◆ Exercise passage:
___

It sounds like they were going to meet for sex, reality hit her and she quit, then he was worried that the reason why would come out so confessed.

Bars are open til 11 or 12 pm

What is reassuring I guess is he wasn't on dating sites or hitting on colleagues...so you can avoid him being in this position again

How sorry do you think he is really?

Lorry10 · 27/02/2023 09:22

Something about it doesn't quite add up for me. He said it 'meant nothing' and yet he told you about it. He could have decided privately to never make that mistake again and go about making it up to you and working on his marriage.

pinkcanvas · 27/02/2023 09:27

Yes he could have not told me. He said he felt guilty and that's why he told me.

OP posts:
RudsyFarmer · 27/02/2023 09:30

I don’t know how I’d get over that to be honest.

Lorry10 · 27/02/2023 09:30

..which is the bit that didn't make sense. Why feel guilty if it 'meant nothing'? It is highly unfair of him to give you this upsetting news with the purpose of relieving his guilt. And very selfish.

___

Document understanding data:
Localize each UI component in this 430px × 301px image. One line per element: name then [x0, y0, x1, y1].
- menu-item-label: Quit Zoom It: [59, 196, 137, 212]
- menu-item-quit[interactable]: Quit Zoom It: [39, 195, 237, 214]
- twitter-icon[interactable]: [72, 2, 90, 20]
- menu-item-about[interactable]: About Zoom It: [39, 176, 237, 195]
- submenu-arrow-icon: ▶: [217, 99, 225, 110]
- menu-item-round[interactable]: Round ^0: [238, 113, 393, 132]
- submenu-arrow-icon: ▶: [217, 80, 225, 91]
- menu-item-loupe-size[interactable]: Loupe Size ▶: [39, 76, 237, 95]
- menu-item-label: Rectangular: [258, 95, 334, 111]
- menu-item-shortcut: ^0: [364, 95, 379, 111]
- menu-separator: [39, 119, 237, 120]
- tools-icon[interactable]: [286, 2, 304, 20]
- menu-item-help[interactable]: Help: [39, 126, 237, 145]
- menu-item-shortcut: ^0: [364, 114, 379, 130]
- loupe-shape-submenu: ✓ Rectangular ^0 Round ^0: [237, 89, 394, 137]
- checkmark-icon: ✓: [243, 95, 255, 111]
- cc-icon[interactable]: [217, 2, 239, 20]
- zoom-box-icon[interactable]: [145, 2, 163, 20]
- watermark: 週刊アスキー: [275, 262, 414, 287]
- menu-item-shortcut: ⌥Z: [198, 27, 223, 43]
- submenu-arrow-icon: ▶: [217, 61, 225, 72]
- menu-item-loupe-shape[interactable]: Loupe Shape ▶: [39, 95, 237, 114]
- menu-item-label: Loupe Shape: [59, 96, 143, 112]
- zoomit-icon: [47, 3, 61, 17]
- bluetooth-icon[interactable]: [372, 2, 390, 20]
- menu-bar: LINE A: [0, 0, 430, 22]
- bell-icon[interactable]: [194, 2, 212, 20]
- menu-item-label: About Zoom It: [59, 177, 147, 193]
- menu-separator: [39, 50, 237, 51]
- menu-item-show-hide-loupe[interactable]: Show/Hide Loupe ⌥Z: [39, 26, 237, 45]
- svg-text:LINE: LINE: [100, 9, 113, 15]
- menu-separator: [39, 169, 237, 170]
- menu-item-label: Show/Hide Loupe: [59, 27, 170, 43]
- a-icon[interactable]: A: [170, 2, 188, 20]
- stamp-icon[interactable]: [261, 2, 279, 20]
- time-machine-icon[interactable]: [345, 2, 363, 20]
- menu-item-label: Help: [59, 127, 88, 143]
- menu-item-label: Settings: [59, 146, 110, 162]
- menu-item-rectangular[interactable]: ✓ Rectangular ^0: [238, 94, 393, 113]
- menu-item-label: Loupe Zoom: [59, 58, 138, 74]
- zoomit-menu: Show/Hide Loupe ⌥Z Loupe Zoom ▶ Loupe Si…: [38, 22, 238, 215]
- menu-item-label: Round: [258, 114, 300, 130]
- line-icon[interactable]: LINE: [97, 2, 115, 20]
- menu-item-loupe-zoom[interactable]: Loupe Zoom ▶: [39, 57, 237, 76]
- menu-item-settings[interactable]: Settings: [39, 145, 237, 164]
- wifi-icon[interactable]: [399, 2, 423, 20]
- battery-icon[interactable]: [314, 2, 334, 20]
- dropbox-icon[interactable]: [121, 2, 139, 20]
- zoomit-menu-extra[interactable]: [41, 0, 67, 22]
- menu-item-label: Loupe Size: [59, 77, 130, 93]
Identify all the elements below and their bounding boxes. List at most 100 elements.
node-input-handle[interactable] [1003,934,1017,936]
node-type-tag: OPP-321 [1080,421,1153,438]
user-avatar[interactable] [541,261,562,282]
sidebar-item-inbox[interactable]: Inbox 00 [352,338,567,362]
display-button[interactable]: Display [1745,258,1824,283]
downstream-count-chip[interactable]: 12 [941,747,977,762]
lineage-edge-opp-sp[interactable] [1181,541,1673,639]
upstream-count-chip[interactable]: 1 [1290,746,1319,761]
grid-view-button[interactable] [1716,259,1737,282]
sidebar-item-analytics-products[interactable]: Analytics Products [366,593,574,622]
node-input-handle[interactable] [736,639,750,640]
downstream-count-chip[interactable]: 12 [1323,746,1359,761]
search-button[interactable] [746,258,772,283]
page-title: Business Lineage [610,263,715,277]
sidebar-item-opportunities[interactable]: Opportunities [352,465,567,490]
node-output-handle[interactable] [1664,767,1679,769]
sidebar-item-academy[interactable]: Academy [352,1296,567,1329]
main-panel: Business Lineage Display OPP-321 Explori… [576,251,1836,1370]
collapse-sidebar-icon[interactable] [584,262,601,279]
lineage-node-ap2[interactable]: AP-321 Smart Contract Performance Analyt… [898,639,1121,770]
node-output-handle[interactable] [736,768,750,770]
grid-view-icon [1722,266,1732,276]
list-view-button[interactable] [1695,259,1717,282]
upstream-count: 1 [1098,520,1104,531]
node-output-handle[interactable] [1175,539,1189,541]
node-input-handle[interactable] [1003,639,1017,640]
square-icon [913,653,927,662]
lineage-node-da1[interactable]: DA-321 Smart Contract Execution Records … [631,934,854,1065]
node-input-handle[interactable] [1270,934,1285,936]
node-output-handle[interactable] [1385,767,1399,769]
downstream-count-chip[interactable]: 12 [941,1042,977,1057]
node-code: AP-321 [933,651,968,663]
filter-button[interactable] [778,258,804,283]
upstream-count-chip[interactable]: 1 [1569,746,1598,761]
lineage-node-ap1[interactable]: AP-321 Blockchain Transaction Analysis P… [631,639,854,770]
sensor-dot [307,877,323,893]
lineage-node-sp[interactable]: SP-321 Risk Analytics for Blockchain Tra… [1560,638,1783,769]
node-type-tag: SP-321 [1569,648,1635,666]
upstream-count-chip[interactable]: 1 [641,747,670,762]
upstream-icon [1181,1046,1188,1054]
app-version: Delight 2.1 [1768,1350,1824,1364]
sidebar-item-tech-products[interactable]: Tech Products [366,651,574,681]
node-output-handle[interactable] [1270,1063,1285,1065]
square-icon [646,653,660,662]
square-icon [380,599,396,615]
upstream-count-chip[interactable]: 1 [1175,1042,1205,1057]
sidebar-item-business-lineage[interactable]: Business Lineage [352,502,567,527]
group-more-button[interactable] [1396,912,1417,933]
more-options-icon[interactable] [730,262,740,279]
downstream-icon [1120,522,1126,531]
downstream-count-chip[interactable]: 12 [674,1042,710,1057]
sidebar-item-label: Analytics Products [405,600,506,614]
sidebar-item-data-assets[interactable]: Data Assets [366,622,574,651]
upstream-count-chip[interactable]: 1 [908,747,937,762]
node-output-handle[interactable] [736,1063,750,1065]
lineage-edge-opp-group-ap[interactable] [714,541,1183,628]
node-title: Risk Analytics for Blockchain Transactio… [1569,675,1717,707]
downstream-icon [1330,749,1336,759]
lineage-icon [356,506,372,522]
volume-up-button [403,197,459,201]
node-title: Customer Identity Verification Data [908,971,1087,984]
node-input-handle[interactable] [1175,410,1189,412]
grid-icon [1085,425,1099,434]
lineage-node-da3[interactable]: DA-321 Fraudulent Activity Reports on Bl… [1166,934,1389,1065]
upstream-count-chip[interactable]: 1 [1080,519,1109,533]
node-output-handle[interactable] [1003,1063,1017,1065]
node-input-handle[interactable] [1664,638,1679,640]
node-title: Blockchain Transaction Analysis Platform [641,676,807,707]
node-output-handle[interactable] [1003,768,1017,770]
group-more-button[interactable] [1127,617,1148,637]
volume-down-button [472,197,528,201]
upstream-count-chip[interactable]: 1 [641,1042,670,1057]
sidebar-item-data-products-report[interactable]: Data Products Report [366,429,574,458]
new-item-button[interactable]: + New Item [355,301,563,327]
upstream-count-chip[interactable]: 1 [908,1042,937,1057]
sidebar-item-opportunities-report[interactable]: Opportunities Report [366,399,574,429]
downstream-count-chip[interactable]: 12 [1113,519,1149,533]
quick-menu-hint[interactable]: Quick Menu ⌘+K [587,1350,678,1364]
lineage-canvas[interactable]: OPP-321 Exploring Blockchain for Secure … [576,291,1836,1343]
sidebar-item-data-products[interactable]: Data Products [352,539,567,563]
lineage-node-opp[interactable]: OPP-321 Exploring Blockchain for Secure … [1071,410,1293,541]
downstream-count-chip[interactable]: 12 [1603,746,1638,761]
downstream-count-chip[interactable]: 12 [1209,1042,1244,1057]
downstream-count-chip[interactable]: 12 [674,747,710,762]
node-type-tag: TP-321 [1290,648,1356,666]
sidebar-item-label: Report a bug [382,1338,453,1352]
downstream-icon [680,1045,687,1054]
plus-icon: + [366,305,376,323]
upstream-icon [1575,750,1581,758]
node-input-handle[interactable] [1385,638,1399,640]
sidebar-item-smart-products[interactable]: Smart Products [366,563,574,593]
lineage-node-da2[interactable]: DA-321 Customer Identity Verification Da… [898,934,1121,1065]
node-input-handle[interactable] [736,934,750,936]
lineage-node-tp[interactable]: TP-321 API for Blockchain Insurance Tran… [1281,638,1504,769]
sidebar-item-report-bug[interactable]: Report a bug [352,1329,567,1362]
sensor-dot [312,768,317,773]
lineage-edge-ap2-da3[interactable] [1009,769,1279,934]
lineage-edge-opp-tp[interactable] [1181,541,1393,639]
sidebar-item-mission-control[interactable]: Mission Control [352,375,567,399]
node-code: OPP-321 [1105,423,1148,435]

___

◆ Directions:
1. Answer these questions about the forum thread.
(a) Until what time are bars open?
(b) Which user posted at 09:27 on 27/02/2023?
(c) In the post by pinkcanvas, what reason is given for why he told her?
2. Copy the forum thread from the words "Bars are open" through the words "he told me.", changing "colleagues" to "coworkers".

◆ Answers below:
1.
(a) Until 11 or 12 pm.
(b) pinkcanvas.
(c) He said he felt guilty.

2.
Bars are open til 11 or 12 pm

What is reassuring I guess is he wasn't on dating sites or hitting on coworkers...so you can avoid him being in this position again

How sorry do you think he is really?

Lorry10 · 27/02/2023 09:22

Something about it doesn't quite add up for me. He said it 'meant nothing' and yet he told you about it. He could have decided privately to never make that mistake again and go about making it up to you and working on his marriage.

pinkcanvas · 27/02/2023 09:27

Yes he could have not told me. He said he felt guilty and that's why he told me.